→ **SET TASK**
Tally the lines containing the word "right" and give the total alone.

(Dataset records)

+ + +

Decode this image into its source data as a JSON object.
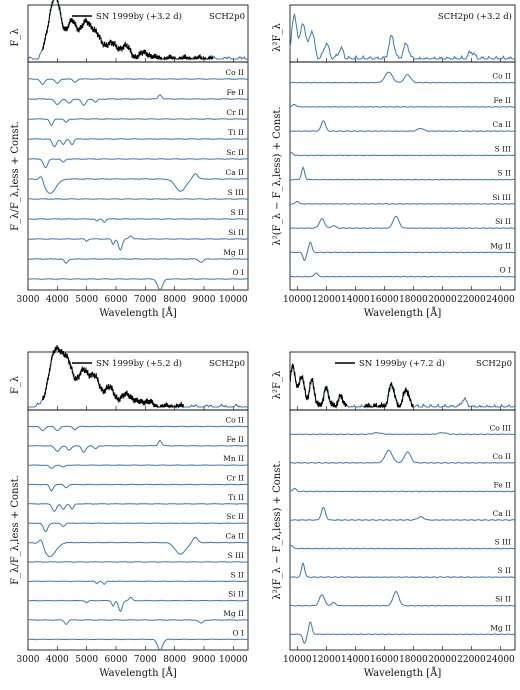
{
  "chart_data": [
    {
      "type": "line",
      "panel": "top-left",
      "top_ylabel": "F_λ",
      "bottom_ylabel": "F_λ/F_λ,less + Const.",
      "xlabel": "Wavelength [Å]",
      "xlim": [
        3000,
        10500
      ],
      "xticks": [
        3000,
        4000,
        5000,
        6000,
        7000,
        8000,
        9000,
        10000
      ],
      "legend": {
        "observed": "SN 1999by (+3.2 d)",
        "model": "SCH2p0",
        "placement": "top"
      },
      "observed_range": [
        3500,
        9300
      ],
      "ions": [
        "Co II",
        "Fe II",
        "Cr II",
        "Ti II",
        "Sc II",
        "Ca II",
        "S III",
        "S II",
        "Si II",
        "Mg II",
        "O I"
      ],
      "spectrum_peaks": [
        [
          3800,
          0.62
        ],
        [
          4000,
          0.78
        ],
        [
          4500,
          0.68
        ],
        [
          4950,
          0.6
        ],
        [
          5300,
          0.45
        ],
        [
          5800,
          0.3
        ],
        [
          6300,
          0.25
        ],
        [
          7000,
          0.12
        ]
      ],
      "ion_features": {
        "Co II": [
          [
            3500,
            -0.5,
            100
          ],
          [
            4000,
            -0.4,
            100
          ],
          [
            4600,
            -0.3,
            90
          ]
        ],
        "Fe II": [
          [
            4000,
            -0.5,
            120
          ],
          [
            4400,
            -0.4,
            100
          ],
          [
            4900,
            -0.6,
            100
          ],
          [
            5300,
            -0.3,
            80
          ],
          [
            7500,
            0.4,
            80
          ]
        ],
        "Cr II": [
          [
            3800,
            -0.6,
            80
          ],
          [
            4300,
            -0.3,
            80
          ]
        ],
        "Ti II": [
          [
            3900,
            -0.7,
            100
          ],
          [
            4200,
            -0.5,
            90
          ],
          [
            4500,
            -0.5,
            80
          ]
        ],
        "Sc II": [
          [
            3600,
            -0.8,
            100
          ],
          [
            4200,
            -0.3,
            80
          ]
        ],
        "Ca II": [
          [
            3450,
            0.6,
            100
          ],
          [
            3750,
            -1.3,
            280
          ],
          [
            8200,
            -1.1,
            250
          ],
          [
            8700,
            0.5,
            120
          ]
        ],
        "S III": [],
        "S II": [
          [
            5350,
            -0.2,
            60
          ],
          [
            5600,
            -0.3,
            60
          ]
        ],
        "Si II": [
          [
            5000,
            -0.2,
            60
          ],
          [
            5900,
            -0.5,
            60
          ],
          [
            6150,
            -1.0,
            90
          ],
          [
            6500,
            0.3,
            80
          ]
        ],
        "Mg II": [
          [
            4300,
            -0.4,
            80
          ],
          [
            8900,
            -0.3,
            100
          ]
        ],
        "O I": [
          [
            7500,
            -1.0,
            120
          ]
        ]
      }
    },
    {
      "type": "line",
      "panel": "top-right",
      "top_ylabel": "λ²F_λ",
      "bottom_ylabel": "λ²(F_λ − F_λ,less) + Const.",
      "xlabel": "Wavelength [Å]",
      "xlim": [
        9500,
        25000
      ],
      "xticks": [
        10000,
        12000,
        14000,
        16000,
        18000,
        20000,
        22000,
        24000
      ],
      "legend": {
        "model": "SCH2p0 (+3.2 d)",
        "placement": "top-right"
      },
      "ions": [
        "Co II",
        "Fe II",
        "Ca II",
        "S III",
        "S II",
        "Si III",
        "Si II",
        "Mg II",
        "O I"
      ],
      "spectrum_peaks": [
        [
          9800,
          0.85
        ],
        [
          10400,
          0.7
        ],
        [
          11000,
          0.55
        ],
        [
          12000,
          0.3
        ],
        [
          13000,
          0.2
        ],
        [
          16500,
          0.45
        ],
        [
          17500,
          0.3
        ],
        [
          22000,
          0.15
        ]
      ],
      "ion_features": {
        "Co II": [
          [
            16300,
            0.8,
            350
          ],
          [
            17600,
            0.6,
            300
          ]
        ],
        "Fe II": [
          [
            9800,
            0.2,
            150
          ]
        ],
        "Ca II": [
          [
            11800,
            0.8,
            200
          ],
          [
            18500,
            0.2,
            300
          ]
        ],
        "S III": [
          [
            9600,
            0.2,
            150
          ]
        ],
        "S II": [
          [
            10400,
            0.9,
            150
          ]
        ],
        "Si III": [
          [
            10000,
            0.2,
            150
          ]
        ],
        "Si II": [
          [
            11700,
            0.7,
            250
          ],
          [
            12500,
            0.2,
            200
          ],
          [
            16800,
            0.9,
            280
          ]
        ],
        "Mg II": [
          [
            10500,
            -0.6,
            150
          ],
          [
            10900,
            0.8,
            150
          ]
        ],
        "O I": [
          [
            11300,
            0.3,
            150
          ]
        ]
      }
    },
    {
      "type": "line",
      "panel": "bottom-left",
      "top_ylabel": "F_λ",
      "bottom_ylabel": "F_λ/F_λ,less + Const.",
      "xlabel": "Wavelength [Å]",
      "xlim": [
        3000,
        10500
      ],
      "xticks": [
        3000,
        4000,
        5000,
        6000,
        7000,
        8000,
        9000,
        10000
      ],
      "legend": {
        "observed": "SN 1999by (+5.2 d)",
        "model": "SCH2p0",
        "placement": "top"
      },
      "observed_range": [
        3500,
        8300
      ],
      "ions": [
        "Co II",
        "Fe II",
        "Mn II",
        "Cr II",
        "Ti II",
        "Sc II",
        "Ca II",
        "S III",
        "S II",
        "Si II",
        "Mg II",
        "O I"
      ],
      "spectrum_peaks": [
        [
          3800,
          0.55
        ],
        [
          4050,
          0.8
        ],
        [
          4400,
          0.72
        ],
        [
          4900,
          0.65
        ],
        [
          5300,
          0.5
        ],
        [
          5800,
          0.35
        ],
        [
          6400,
          0.25
        ],
        [
          7000,
          0.12
        ]
      ],
      "ion_features": {
        "Co II": [
          [
            3500,
            -0.4,
            100
          ],
          [
            4000,
            -0.4,
            100
          ],
          [
            4600,
            -0.3,
            90
          ]
        ],
        "Fe II": [
          [
            4000,
            -0.5,
            120
          ],
          [
            4400,
            -0.4,
            100
          ],
          [
            4900,
            -0.6,
            100
          ],
          [
            5300,
            -0.3,
            80
          ],
          [
            7500,
            0.5,
            80
          ]
        ],
        "Mn II": [
          [
            3800,
            -0.3,
            100
          ],
          [
            4200,
            -0.2,
            80
          ]
        ],
        "Cr II": [
          [
            3800,
            -0.6,
            80
          ],
          [
            4300,
            -0.3,
            80
          ]
        ],
        "Ti II": [
          [
            3900,
            -0.7,
            100
          ],
          [
            4200,
            -0.5,
            90
          ],
          [
            4500,
            -0.5,
            80
          ]
        ],
        "Sc II": [
          [
            3600,
            -0.8,
            100
          ],
          [
            4200,
            -0.3,
            80
          ]
        ],
        "Ca II": [
          [
            3450,
            0.6,
            100
          ],
          [
            3750,
            -1.3,
            280
          ],
          [
            8200,
            -1.1,
            250
          ],
          [
            8700,
            0.5,
            120
          ]
        ],
        "S III": [],
        "S II": [
          [
            5350,
            -0.2,
            60
          ],
          [
            5600,
            -0.3,
            60
          ]
        ],
        "Si II": [
          [
            5000,
            -0.2,
            60
          ],
          [
            5900,
            -0.5,
            60
          ],
          [
            6150,
            -1.0,
            90
          ],
          [
            6500,
            0.3,
            80
          ]
        ],
        "Mg II": [
          [
            4300,
            -0.4,
            80
          ],
          [
            8900,
            -0.3,
            100
          ]
        ],
        "O I": [
          [
            7500,
            -1.0,
            120
          ]
        ]
      }
    },
    {
      "type": "line",
      "panel": "bottom-right",
      "top_ylabel": "λ²F_λ",
      "bottom_ylabel": "λ²(F_λ − F_λ,less) + Const.",
      "xlabel": "Wavelength [Å]",
      "xlim": [
        9500,
        25000
      ],
      "xticks": [
        10000,
        12000,
        14000,
        16000,
        18000,
        20000,
        22000,
        24000
      ],
      "legend": {
        "observed": "SN 1999by (+7.2 d)",
        "model": "SCH2p0",
        "placement": "top"
      },
      "observed_ranges": [
        [
          9500,
          13400
        ],
        [
          14600,
          18000
        ]
      ],
      "ions": [
        "Co III",
        "Co II",
        "Fe II",
        "Ca II",
        "S III",
        "S II",
        "Si II",
        "Mg II"
      ],
      "spectrum_peaks": [
        [
          9700,
          0.8
        ],
        [
          10300,
          0.6
        ],
        [
          11000,
          0.5
        ],
        [
          12000,
          0.35
        ],
        [
          13000,
          0.2
        ],
        [
          16500,
          0.45
        ],
        [
          17500,
          0.35
        ],
        [
          21500,
          0.15
        ]
      ],
      "ion_features": {
        "Co III": [
          [
            15500,
            0.1,
            400
          ],
          [
            20000,
            0.1,
            400
          ]
        ],
        "Co II": [
          [
            16300,
            0.8,
            350
          ],
          [
            17600,
            0.7,
            300
          ]
        ],
        "Fe II": [
          [
            9800,
            0.2,
            150
          ]
        ],
        "Ca II": [
          [
            11800,
            0.8,
            200
          ],
          [
            18500,
            0.2,
            300
          ]
        ],
        "S III": [
          [
            9600,
            0.2,
            150
          ]
        ],
        "S II": [
          [
            10400,
            0.9,
            150
          ]
        ],
        "Si II": [
          [
            11700,
            0.7,
            250
          ],
          [
            12500,
            0.2,
            200
          ],
          [
            16800,
            0.9,
            280
          ]
        ],
        "Mg II": [
          [
            10500,
            -0.6,
            150
          ],
          [
            10900,
            0.8,
            150
          ]
        ]
      }
    }
  ],
  "colors": {
    "model": "#3a78b5",
    "observed": "#000000",
    "axes": "#000000"
  }
}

+ + +

→ **SOLUTION**
3